To do ▸
Determine how many lines in the entries below include "telecomunicaciones". The reply should be that number and nothing else.

Materials provided ▸
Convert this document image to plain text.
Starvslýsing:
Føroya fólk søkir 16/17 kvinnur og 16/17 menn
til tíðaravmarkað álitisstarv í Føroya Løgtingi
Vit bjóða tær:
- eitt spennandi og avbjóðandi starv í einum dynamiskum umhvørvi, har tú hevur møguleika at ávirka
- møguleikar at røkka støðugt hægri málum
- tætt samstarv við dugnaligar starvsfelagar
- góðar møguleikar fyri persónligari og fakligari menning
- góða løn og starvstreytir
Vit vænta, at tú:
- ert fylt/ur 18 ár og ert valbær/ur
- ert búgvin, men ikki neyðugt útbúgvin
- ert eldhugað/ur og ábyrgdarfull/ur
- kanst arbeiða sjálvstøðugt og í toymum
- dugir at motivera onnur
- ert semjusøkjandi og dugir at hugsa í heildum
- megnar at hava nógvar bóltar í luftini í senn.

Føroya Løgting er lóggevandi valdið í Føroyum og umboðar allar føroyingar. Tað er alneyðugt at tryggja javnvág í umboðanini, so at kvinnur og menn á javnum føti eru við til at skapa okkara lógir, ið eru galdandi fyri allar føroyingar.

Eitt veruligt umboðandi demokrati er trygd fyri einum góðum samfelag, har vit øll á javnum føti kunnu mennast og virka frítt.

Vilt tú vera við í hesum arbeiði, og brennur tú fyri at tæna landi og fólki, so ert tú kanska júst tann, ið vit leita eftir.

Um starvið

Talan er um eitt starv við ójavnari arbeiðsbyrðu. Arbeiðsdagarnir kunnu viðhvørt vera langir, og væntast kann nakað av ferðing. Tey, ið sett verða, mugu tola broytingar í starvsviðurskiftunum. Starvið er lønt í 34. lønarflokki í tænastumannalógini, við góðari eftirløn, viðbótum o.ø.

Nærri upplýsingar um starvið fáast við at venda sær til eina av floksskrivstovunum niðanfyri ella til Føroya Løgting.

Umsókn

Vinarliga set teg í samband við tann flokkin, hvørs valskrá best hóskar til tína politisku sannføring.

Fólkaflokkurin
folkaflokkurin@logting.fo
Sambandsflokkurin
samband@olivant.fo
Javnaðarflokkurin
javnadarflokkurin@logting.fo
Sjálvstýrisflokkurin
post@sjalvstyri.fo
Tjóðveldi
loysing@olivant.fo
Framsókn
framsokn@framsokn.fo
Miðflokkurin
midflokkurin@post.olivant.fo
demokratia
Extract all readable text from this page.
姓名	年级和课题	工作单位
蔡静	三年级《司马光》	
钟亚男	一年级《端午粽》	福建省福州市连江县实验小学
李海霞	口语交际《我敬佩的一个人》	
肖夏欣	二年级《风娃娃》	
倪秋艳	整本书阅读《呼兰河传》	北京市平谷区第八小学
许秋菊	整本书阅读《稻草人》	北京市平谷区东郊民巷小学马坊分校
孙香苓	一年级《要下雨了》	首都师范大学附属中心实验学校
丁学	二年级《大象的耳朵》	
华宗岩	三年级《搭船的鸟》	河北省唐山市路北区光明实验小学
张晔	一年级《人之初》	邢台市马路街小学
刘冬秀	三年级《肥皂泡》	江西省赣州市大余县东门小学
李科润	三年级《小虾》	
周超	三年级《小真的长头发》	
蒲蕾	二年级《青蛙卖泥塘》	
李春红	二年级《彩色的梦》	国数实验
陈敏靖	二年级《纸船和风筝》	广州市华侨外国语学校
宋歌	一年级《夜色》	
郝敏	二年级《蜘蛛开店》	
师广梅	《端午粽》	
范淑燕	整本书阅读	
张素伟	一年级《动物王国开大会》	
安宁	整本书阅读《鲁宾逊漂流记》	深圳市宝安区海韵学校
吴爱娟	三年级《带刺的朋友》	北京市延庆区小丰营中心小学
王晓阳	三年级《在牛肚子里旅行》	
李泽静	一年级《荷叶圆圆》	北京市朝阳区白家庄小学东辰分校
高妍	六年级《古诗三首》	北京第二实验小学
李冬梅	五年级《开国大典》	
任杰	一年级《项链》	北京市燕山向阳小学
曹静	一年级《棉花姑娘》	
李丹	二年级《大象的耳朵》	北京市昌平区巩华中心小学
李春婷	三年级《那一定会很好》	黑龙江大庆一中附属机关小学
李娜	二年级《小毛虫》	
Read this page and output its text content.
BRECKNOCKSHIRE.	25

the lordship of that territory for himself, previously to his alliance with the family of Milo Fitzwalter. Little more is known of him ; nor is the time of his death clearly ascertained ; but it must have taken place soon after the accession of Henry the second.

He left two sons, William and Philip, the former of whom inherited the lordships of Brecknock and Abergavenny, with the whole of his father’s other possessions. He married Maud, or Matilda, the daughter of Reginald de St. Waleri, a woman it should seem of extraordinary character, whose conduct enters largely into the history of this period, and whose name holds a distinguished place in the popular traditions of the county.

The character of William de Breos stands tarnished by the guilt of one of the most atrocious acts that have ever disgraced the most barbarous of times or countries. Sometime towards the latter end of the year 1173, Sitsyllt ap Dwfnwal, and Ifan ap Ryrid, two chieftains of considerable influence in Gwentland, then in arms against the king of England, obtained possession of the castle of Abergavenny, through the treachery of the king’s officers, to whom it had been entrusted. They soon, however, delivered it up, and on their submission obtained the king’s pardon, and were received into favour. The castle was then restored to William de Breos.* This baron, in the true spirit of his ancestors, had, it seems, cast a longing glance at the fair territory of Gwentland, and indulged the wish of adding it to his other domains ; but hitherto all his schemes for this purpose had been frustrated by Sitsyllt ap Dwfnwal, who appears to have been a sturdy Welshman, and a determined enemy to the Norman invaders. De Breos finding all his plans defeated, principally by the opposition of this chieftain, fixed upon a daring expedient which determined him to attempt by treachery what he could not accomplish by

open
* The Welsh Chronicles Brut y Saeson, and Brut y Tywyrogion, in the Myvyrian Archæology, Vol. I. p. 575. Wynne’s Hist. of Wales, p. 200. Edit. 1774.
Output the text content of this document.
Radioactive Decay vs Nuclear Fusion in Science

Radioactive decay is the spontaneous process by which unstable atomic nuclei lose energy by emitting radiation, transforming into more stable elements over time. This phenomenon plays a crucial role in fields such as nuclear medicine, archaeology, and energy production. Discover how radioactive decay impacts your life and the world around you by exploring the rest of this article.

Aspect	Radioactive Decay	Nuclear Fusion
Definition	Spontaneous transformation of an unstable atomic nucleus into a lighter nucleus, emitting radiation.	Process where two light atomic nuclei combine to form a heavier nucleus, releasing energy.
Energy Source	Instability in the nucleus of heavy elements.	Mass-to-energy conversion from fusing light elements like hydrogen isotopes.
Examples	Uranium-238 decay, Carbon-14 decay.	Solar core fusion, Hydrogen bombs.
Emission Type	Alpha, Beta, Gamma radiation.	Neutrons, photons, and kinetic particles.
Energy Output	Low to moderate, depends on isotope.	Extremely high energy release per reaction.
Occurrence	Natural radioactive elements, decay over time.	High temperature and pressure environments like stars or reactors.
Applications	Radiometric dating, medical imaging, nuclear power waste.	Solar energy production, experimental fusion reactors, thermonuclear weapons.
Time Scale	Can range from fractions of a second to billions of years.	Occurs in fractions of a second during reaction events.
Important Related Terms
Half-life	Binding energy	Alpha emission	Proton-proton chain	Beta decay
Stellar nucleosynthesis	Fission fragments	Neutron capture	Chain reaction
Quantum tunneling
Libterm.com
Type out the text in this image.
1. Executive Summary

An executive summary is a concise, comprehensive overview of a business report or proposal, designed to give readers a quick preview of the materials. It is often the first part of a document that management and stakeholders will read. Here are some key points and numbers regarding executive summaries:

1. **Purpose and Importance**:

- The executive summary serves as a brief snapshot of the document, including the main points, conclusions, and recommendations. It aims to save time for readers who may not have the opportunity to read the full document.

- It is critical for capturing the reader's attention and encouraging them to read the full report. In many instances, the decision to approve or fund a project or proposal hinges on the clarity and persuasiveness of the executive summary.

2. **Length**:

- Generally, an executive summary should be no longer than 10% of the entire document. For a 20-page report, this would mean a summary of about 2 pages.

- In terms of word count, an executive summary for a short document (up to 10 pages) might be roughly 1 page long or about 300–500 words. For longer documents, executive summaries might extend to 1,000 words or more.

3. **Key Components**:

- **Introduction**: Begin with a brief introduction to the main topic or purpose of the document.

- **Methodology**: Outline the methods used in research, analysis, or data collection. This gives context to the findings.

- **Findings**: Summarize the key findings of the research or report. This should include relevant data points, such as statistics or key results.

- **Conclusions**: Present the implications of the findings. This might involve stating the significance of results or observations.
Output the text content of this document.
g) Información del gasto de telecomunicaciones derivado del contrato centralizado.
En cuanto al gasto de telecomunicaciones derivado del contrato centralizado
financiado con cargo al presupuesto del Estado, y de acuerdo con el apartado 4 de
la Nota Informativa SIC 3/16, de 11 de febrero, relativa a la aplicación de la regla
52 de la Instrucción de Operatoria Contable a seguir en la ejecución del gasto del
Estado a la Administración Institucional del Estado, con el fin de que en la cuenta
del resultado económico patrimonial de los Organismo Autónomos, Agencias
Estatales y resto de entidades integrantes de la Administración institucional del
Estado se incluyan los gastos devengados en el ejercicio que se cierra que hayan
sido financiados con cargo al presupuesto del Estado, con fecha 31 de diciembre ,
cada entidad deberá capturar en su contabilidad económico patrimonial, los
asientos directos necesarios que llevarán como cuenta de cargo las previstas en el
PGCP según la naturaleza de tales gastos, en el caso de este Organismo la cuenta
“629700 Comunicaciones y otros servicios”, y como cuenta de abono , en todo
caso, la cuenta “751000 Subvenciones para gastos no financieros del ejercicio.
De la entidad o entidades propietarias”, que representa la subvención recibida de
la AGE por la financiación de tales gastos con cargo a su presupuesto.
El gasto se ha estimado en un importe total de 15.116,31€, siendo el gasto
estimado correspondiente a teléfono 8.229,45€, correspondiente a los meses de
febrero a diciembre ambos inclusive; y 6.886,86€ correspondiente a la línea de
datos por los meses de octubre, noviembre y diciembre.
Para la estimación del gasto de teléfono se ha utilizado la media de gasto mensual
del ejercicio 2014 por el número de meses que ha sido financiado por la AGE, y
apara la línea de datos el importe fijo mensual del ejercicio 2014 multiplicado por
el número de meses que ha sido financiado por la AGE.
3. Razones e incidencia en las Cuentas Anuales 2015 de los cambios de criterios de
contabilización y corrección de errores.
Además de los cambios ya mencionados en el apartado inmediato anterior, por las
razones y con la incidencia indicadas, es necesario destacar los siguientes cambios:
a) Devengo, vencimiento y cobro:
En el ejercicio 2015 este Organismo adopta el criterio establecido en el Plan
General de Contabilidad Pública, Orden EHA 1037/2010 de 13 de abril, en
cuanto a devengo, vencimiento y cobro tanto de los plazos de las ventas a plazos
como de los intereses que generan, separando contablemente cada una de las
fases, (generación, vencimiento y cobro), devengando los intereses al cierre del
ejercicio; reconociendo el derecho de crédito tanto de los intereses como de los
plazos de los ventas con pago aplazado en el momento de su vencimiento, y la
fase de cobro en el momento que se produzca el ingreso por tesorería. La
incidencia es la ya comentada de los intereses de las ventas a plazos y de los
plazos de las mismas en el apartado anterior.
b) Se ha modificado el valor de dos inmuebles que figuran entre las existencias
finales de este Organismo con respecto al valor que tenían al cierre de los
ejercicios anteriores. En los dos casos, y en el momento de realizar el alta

Response to the exercise ▸
2